Data records:
☆ ☆ ☆ ☆
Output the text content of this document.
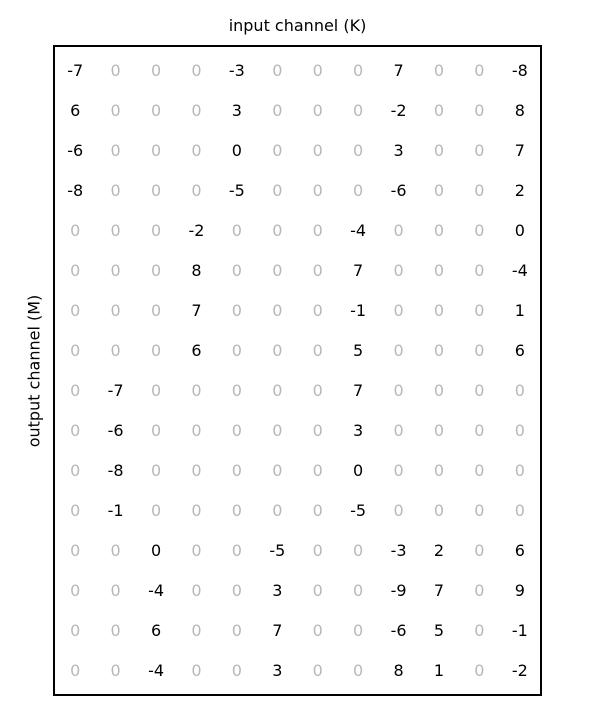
input channel (K)
output channel (M)
-7	0	0	0	-3	0	0	0	7	0	0	-8
6	0	0	0	3	0	0	0	-2	0	0	8
-6	0	0	0	0	0	0	0	3	0	0	7
-8	0	0	0	-5	0	0	0	-6	0	0	2
0	0	0	-2	0	0	0	-4	0	0	0	0
0	0	0	8	0	0	0	7	0	0	0	-4
0	0	0	7	0	0	0	-1	0	0	0	1
0	0	0	6	0	0	0	5	0	0	0	6
0	-7	0	0	0	0	0	7	0	0	0	0
0	-6	0	0	0	0	0	3	0	0	0	0
0	-8	0	0	0	0	0	0	0	0	0	0
0	-1	0	0	0	0	0	-5	0	0	0	0
0	0	0	0	0	-5	0	0	-3	2	0	6
0	0	-4	0	0	3	0	0	-9	7	0	9
0	0	6	0	0	7	0	0	-6	5	0	-1
0	0	-4	0	0	3	0	0	8	1	0	-2
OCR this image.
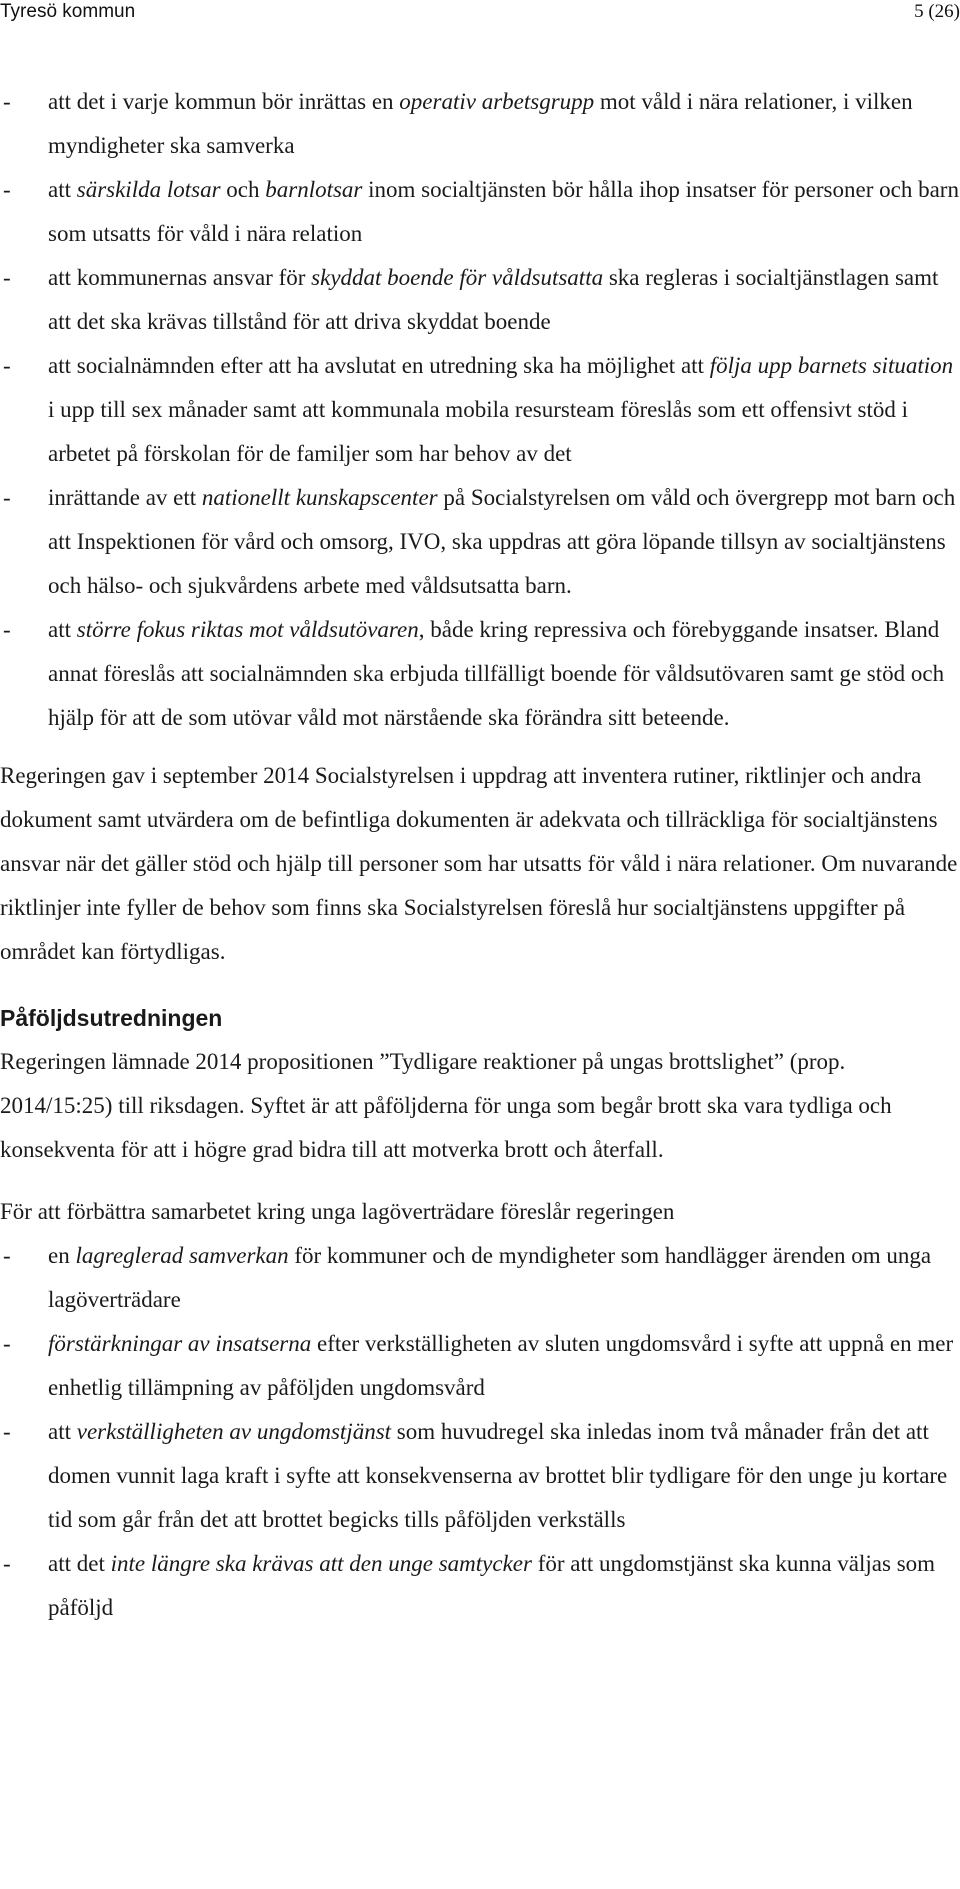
Tyresö kommun	5 (26)
- att det i varje kommun bör inrättas en operativ arbetsgrupp mot våld i nära relationer, i vilken myndigheter ska samverka
- att särskilda lotsar och barnlotsar inom socialtjänsten bör hålla ihop insatser för personer och barn som utsatts för våld i nära relation
- att kommunernas ansvar för skyddat boende för våldsutsatta ska regleras i socialtjänstlagen samt att det ska krävas tillstånd för att driva skyddat boende
- att socialnämnden efter att ha avslutat en utredning ska ha möjlighet att följa upp barnets situation i upp till sex månader samt att kommunala mobila resursteam föreslås som ett offensivt stöd i arbetet på förskolan för de familjer som har behov av det
- inrättande av ett nationellt kunskapscenter på Socialstyrelsen om våld och övergrepp mot barn och att Inspektionen för vård och omsorg, IVO, ska uppdras att göra löpande tillsyn av socialtjänstens och hälso- och sjukvårdens arbete med våldsutsatta barn.
- att större fokus riktas mot våldsutövaren, både kring repressiva och förebyggande insatser. Bland annat föreslås att socialnämnden ska erbjuda tillfälligt boende för våldsutövaren samt ge stöd och hjälp för att de som utövar våld mot närstående ska förändra sitt beteende.

Regeringen gav i september 2014 Socialstyrelsen i uppdrag att inventera rutiner, riktlinjer och andra dokument samt utvärdera om de befintliga dokumenten är adekvata och tillräckliga för socialtjänstens ansvar när det gäller stöd och hjälp till personer som har utsatts för våld i nära relationer. Om nuvarande riktlinjer inte fyller de behov som finns ska Socialstyrelsen föreslå hur socialtjänstens uppgifter på området kan förtydligas.

Påföljdsutredningen

Regeringen lämnade 2014 propositionen ”Tydligare reaktioner på ungas brottslighet” (prop. 2014/15:25) till riksdagen. Syftet är att påföljderna för unga som begår brott ska vara tydliga och konsekventa för att i högre grad bidra till att motverka brott och återfall.

För att förbättra samarbetet kring unga lagöverträdare föreslår regeringen

- en lagreglerad samverkan för kommuner och de myndigheter som handlägger ärenden om unga lagöverträdare
- förstärkningar av insatserna efter verkställigheten av sluten ungdomsvård i syfte att uppnå en mer enhetlig tillämpning av påföljden ungdomsvård
- att verkställigheten av ungdomstjänst som huvudregel ska inledas inom två månader från det att domen vunnit laga kraft i syfte att konsekvenserna av brottet blir tydligare för den unge ju kortare tid som går från det att brottet begicks tills påföljden verkställs
- att det inte längre ska krävas att den unge samtycker för att ungdomstjänst ska kunna väljas som påföljd
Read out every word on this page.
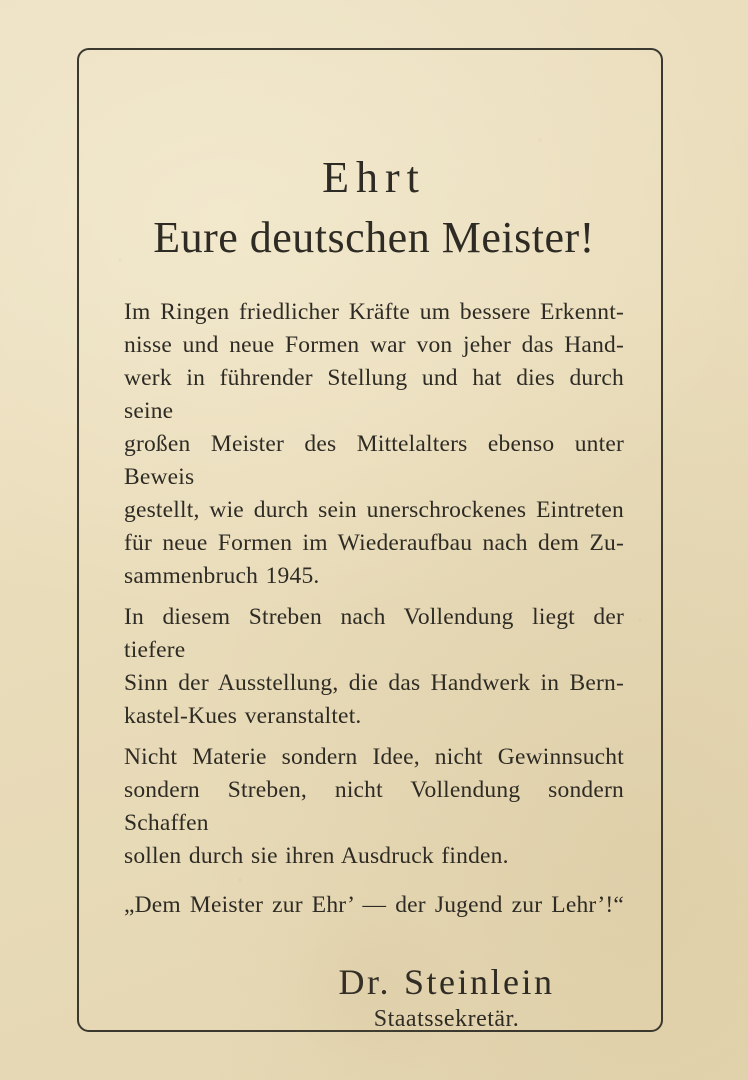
Ehrt
Eure deutschen Meister!
Im Ringen friedlicher Kräfte um bessere Erkennt-
nisse und neue Formen war von jeher das Hand-
werk in führender Stellung und hat dies durch seine
großen Meister des Mittelalters ebenso unter Beweis
gestellt, wie durch sein unerschrockenes Eintreten
für neue Formen im Wiederaufbau nach dem Zu-
sammenbruch 1945.
In diesem Streben nach Vollendung liegt der tiefere
Sinn der Ausstellung, die das Handwerk in Bern-
kastel-Kues veranstaltet.
Nicht Materie sondern Idee, nicht Gewinnsucht
sondern Streben, nicht Vollendung sondern Schaffen
sollen durch sie ihren Ausdruck finden.
„Dem Meister zur Ehr’ — der Jugend zur Lehr’!“
Dr. Steinlein
Staatssekretär.
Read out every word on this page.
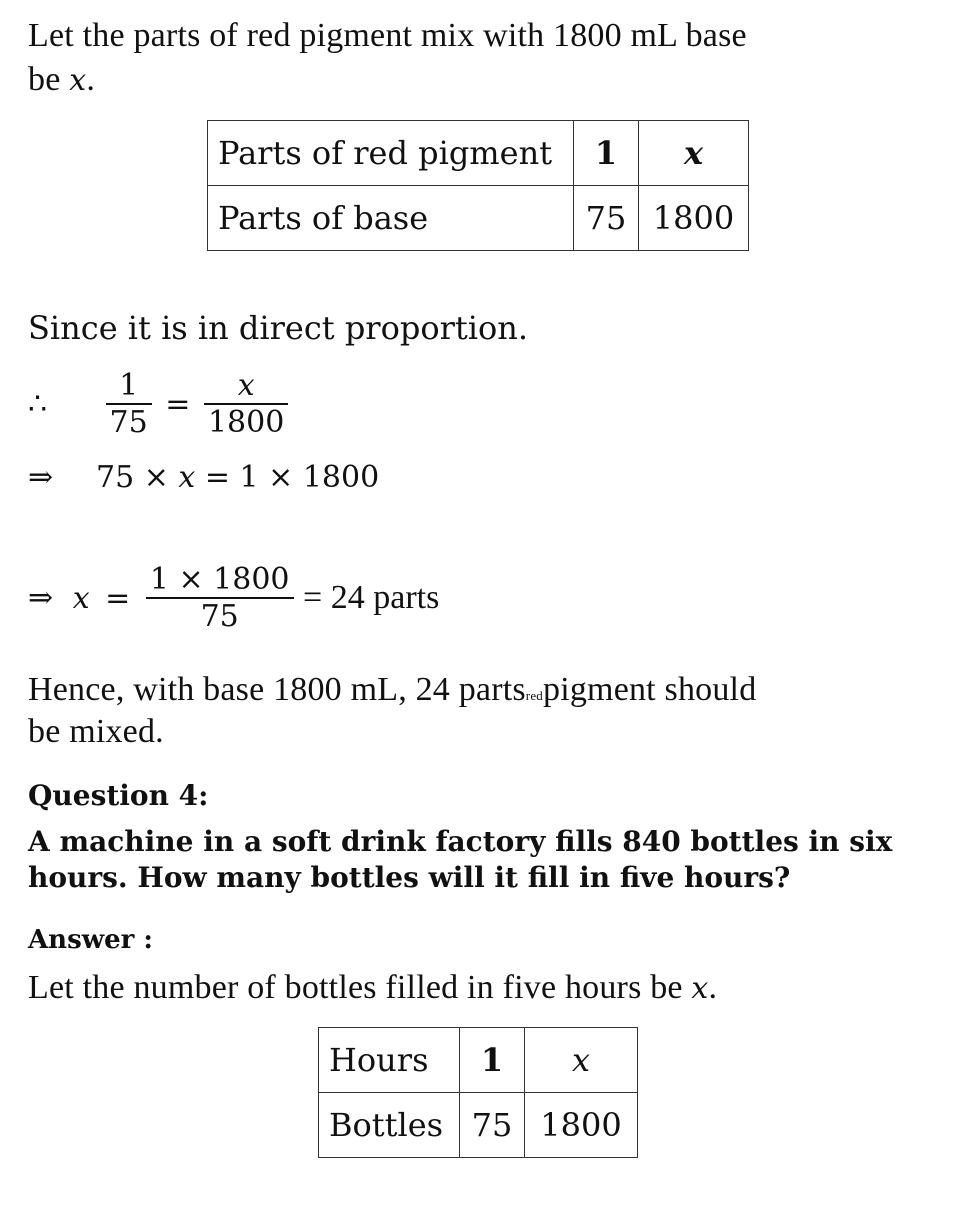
Let the parts of red pigment mix with 1800 mL base
be x.
Parts of red pigment	1	x
Parts of base	75	1800
Since it is in direct proportion.
∴ $\frac{1}{75} = \frac{x}{1800}$
⇒ 75 × x = 1 × 1800
⇒ $x = \frac{1 \times 1800}{75} = 24$ parts
Hence, with base 1800 mL, 24 partsredpigment should
be mixed.
Question 4:
A machine in a soft drink factory fills 840 bottles in six
hours. How many bottles will it fill in five hours?
Answer :
Let the number of bottles filled in five hours be x.
Hours	1	x
Bottles	75	1800
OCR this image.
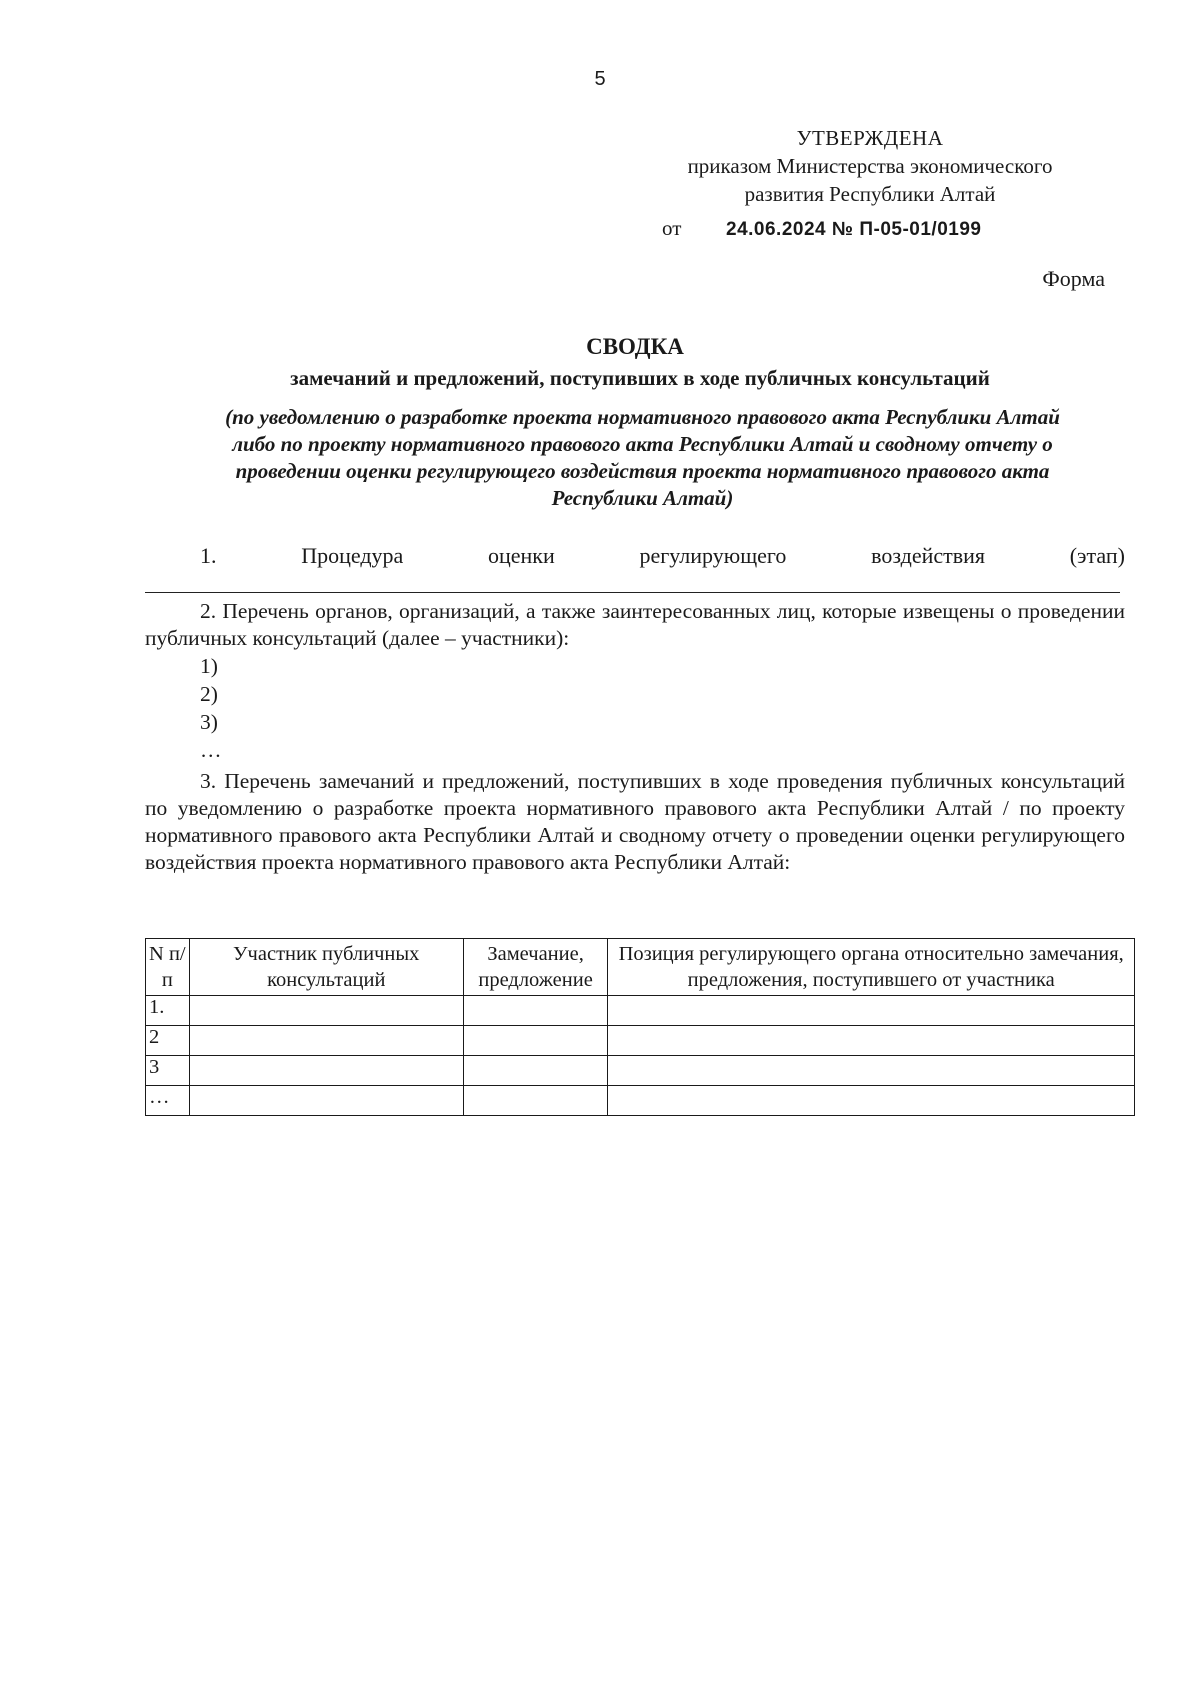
5
УТВЕРЖДЕНА
приказом Министерства экономического
развития Республики Алтай
от 24.06.2024 № П-05-01/0199
Форма
СВОДКА
замечаний и предложений, поступивших в ходе публичных консультаций
(по уведомлению о разработке проекта нормативного правового акта Республики Алтай
либо по проекту нормативного правового акта Республики Алтай и сводному отчету о
проведении оценки регулирующего воздействия проекта нормативного правового акта
Республики Алтай)
1.	Процедура	оценки	регулирующего	воздействия	(этап)
2. Перечень органов, организаций, а также заинтересованных лиц, которые извещены о проведении публичных консультаций (далее – участники):
1)
2)
3)
…
3. Перечень замечаний и предложений, поступивших в ходе проведения публичных консультаций по уведомлению о разработке проекта нормативного правового акта Республики Алтай / по проекту нормативного правового акта Республики Алтай и сводному отчету о проведении оценки регулирующего воздействия проекта нормативного правового акта Республики Алтай:
N п/п	Участник публичных консультаций	Замечание, предложение	Позиция регулирующего органа относительно замечания, предложения, поступившего от участника
1.			
2			
3			
…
☆ ☆ ☆ ☆
EXERCISE DESCRIPTION:
Repeat the listing above exactly, with no pictures.

ANSWER TO THIS PROBLEM:
Output the text content of this document.
input channel (K)
output channel (M)
-7	0	0	0	-3	0	0	0	7	0	0	-8
6	0	0	0	3	0	0	0	-2	0	0	8
-6	0	0	0	0	0	0	0	3	0	0	7
-8	0	0	0	-5	0	0	0	-6	0	0	2
0	0	0	-2	0	0	0	-4	0	0	0	0
0	0	0	8	0	0	0	7	0	0	0	-4
0	0	0	7	0	0	0	-1	0	0	0	1
0	0	0	6	0	0	0	5	0	0	0	6
0	-7	0	0	0	0	0	7	0	0	0	0
0	-6	0	0	0	0	0	3	0	0	0	0
0	-8	0	0	0	0	0	0	0	0	0	0
0	-1	0	0	0	0	0	-5	0	0	0	0
0	0	0	0	0	-5	0	0	-3	2	0	6
0	0	-4	0	0	3	0	0	-9	7	0	9
0	0	6	0	0	7	0	0	-6	5	0	-1
0	0	-4	0	0	3	0	0	8	1	0	-2
OCR this image.
Tyresö kommun	5 (26)
- att det i varje kommun bör inrättas en operativ arbetsgrupp mot våld i nära relationer, i vilken myndigheter ska samverka
- att särskilda lotsar och barnlotsar inom socialtjänsten bör hålla ihop insatser för personer och barn som utsatts för våld i nära relation
- att kommunernas ansvar för skyddat boende för våldsutsatta ska regleras i socialtjänstlagen samt att det ska krävas tillstånd för att driva skyddat boende
- att socialnämnden efter att ha avslutat en utredning ska ha möjlighet att följa upp barnets situation i upp till sex månader samt att kommunala mobila resursteam föreslås som ett offensivt stöd i arbetet på förskolan för de familjer som har behov av det
- inrättande av ett nationellt kunskapscenter på Socialstyrelsen om våld och övergrepp mot barn och att Inspektionen för vård och omsorg, IVO, ska uppdras att göra löpande tillsyn av socialtjänstens och hälso- och sjukvårdens arbete med våldsutsatta barn.
- att större fokus riktas mot våldsutövaren, både kring repressiva och förebyggande insatser. Bland annat föreslås att socialnämnden ska erbjuda tillfälligt boende för våldsutövaren samt ge stöd och hjälp för att de som utövar våld mot närstående ska förändra sitt beteende.

Regeringen gav i september 2014 Socialstyrelsen i uppdrag att inventera rutiner, riktlinjer och andra dokument samt utvärdera om de befintliga dokumenten är adekvata och tillräckliga för socialtjänstens ansvar när det gäller stöd och hjälp till personer som har utsatts för våld i nära relationer. Om nuvarande riktlinjer inte fyller de behov som finns ska Socialstyrelsen föreslå hur socialtjänstens uppgifter på området kan förtydligas.

Påföljdsutredningen

Regeringen lämnade 2014 propositionen ”Tydligare reaktioner på ungas brottslighet” (prop. 2014/15:25) till riksdagen. Syftet är att påföljderna för unga som begår brott ska vara tydliga och konsekventa för att i högre grad bidra till att motverka brott och återfall.

För att förbättra samarbetet kring unga lagöverträdare föreslår regeringen

- en lagreglerad samverkan för kommuner och de myndigheter som handlägger ärenden om unga lagöverträdare
- förstärkningar av insatserna efter verkställigheten av sluten ungdomsvård i syfte att uppnå en mer enhetlig tillämpning av påföljden ungdomsvård
- att verkställigheten av ungdomstjänst som huvudregel ska inledas inom två månader från det att domen vunnit laga kraft i syfte att konsekvenserna av brottet blir tydligare för den unge ju kortare tid som går från det att brottet begicks tills påföljden verkställs
- att det inte längre ska krävas att den unge samtycker för att ungdomstjänst ska kunna väljas som påföljd
Read out every word on this page.
Ehrt
Eure deutschen Meister!
Im Ringen friedlicher Kräfte um bessere Erkennt-
nisse und neue Formen war von jeher das Hand-
werk in führender Stellung und hat dies durch seine
großen Meister des Mittelalters ebenso unter Beweis
gestellt, wie durch sein unerschrockenes Eintreten
für neue Formen im Wiederaufbau nach dem Zu-
sammenbruch 1945.
In diesem Streben nach Vollendung liegt der tiefere
Sinn der Ausstellung, die das Handwerk in Bern-
kastel-Kues veranstaltet.
Nicht Materie sondern Idee, nicht Gewinnsucht
sondern Streben, nicht Vollendung sondern Schaffen
sollen durch sie ihren Ausdruck finden.
„Dem Meister zur Ehr’ — der Jugend zur Lehr’!“
Dr. Steinlein
Staatssekretär.
Read out every word on this page.
Let the parts of red pigment mix with 1800 mL base
be x.
Parts of red pigment	1	x
Parts of base	75	1800
Since it is in direct proportion.
∴ $\frac{1}{75} = \frac{x}{1800}$
⇒ 75 × x = 1 × 1800
⇒ $x = \frac{1 \times 1800}{75} = 24$ parts
Hence, with base 1800 mL, 24 partsredpigment should
be mixed.
Question 4:
A machine in a soft drink factory fills 840 bottles in six
hours. How many bottles will it fill in five hours?
Answer :
Let the number of bottles filled in five hours be x.
Hours	1	x
Bottles	75	1800
OCR this image.
5
УТВЕРЖДЕНА
приказом Министерства экономического
развития Республики Алтай
от 24.06.2024 № П-05-01/0199
Форма
СВОДКА
замечаний и предложений, поступивших в ходе публичных консультаций
(по уведомлению о разработке проекта нормативного правового акта Республики Алтай
либо по проекту нормативного правового акта Республики Алтай и сводному отчету о
проведении оценки регулирующего воздействия проекта нормативного правового акта
Республики Алтай)
1.	Процедура	оценки	регулирующего	воздействия	(этап)
2. Перечень органов, организаций, а также заинтересованных лиц, которые извещены о проведении публичных консультаций (далее – участники):
1)
2)
3)
…
3. Перечень замечаний и предложений, поступивших в ходе проведения публичных консультаций по уведомлению о разработке проекта нормативного правового акта Республики Алтай / по проекту нормативного правового акта Республики Алтай и сводному отчету о проведении оценки регулирующего воздействия проекта нормативного правового акта Республики Алтай:
N п/п	Участник публичных консультаций	Замечание, предложение	Позиция регулирующего органа относительно замечания, предложения, поступившего от участника
1.			
2			
3			
…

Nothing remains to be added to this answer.